==== MATERIAL PROVIDED

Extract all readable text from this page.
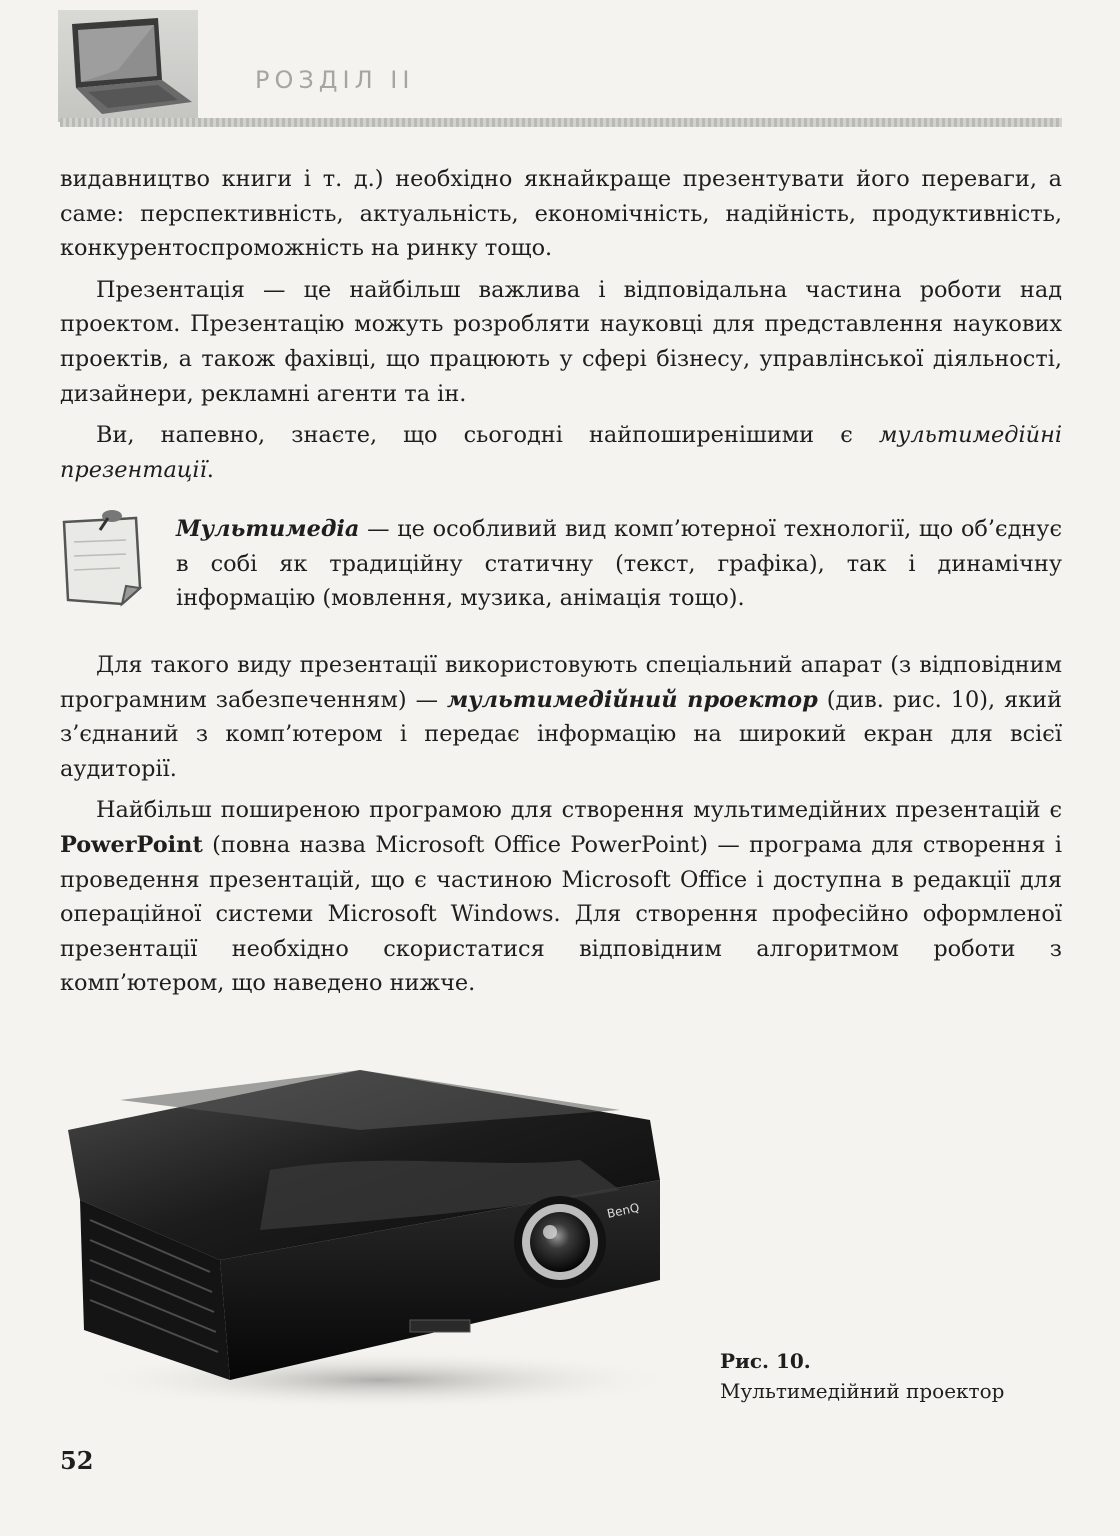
РОЗДІЛ II

видавництво книги і т. д.) необхідно якнайкраще презентувати його переваги, а саме: перспективність, актуальність, економічність, надійність, продуктивність, конкурентоспроможність на ринку тощо.

Презентація — це найбільш важлива і відповідальна частина роботи над проектом. Презентацію можуть розробляти науковці для представлення наукових проектів, а також фахівці, що працюють у сфері бізнесу, управлінської діяльності, дизайнери, рекламні агенти та ін.

Ви, напевно, знаєте, що сьогодні найпоширенішими є мультимедійні презентації.

Мультимедіа — це особливий вид комп’ютерної технології, що об’єднує в собі як традиційну статичну (текст, графіка), так і динамічну інформацію (мовлення, музика, анімація тощо).

Для такого виду презентації використовують спеціальний апарат (з відповідним програмним забезпеченням) — мультимедійний проектор (див. рис. 10), який з’єднаний з комп’ютером і передає інформацію на широкий екран для всієї аудиторії.

Найбільш поширеною програмою для створення мультимедійних презентацій є PowerPoint (повна назва Microsoft Office PowerPoint) — програма для створення і проведення презентацій, що є частиною Microsoft Office і доступна в редакції для операційної системи Microsoft Windows. Для створення професійно оформленої презентації необхідно скористатися відповідним алгоритмом роботи з комп’ютером, що наведено нижче.

BenQ
Рис. 10.
Мультимедійний проектор
52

========

WHAT IS REQUIRED |
Repeat the preceding records precisely, and leave every picture out of the copy.

SOLUTION FOR THIS PROBLEM |
Extract all readable text from this page.
РОЗДІЛ II

видавництво книги і т. д.) необхідно якнайкраще презентувати його переваги, а саме: перспективність, актуальність, економічність, надійність, продуктивність, конкурентоспроможність на ринку тощо.

Презентація — це найбільш важлива і відповідальна частина роботи над проектом. Презентацію можуть розробляти науковці для представлення наукових проектів, а також фахівці, що працюють у сфері бізнесу, управлінської діяльності, дизайнери, рекламні агенти та ін.

Ви, напевно, знаєте, що сьогодні найпоширенішими є мультимедійні презентації.

Мультимедіа — це особливий вид комп’ютерної технології, що об’єднує в собі як традиційну статичну (текст, графіка), так і динамічну інформацію (мовлення, музика, анімація тощо).

Для такого виду презентації використовують спеціальний апарат (з відповідним програмним забезпеченням) — мультимедійний проектор (див. рис. 10), який з’єднаний з комп’ютером і передає інформацію на широкий екран для всієї аудиторії.

Найбільш поширеною програмою для створення мультимедійних презентацій є PowerPoint (повна назва Microsoft Office PowerPoint) — програма для створення і проведення презентацій, що є частиною Microsoft Office і доступна в редакції для операційної системи Microsoft Windows. Для створення професійно оформленої презентації необхідно скористатися відповідним алгоритмом роботи з комп’ютером, що наведено нижче.

BenQ
Рис. 10.
Мультимедійний проектор
52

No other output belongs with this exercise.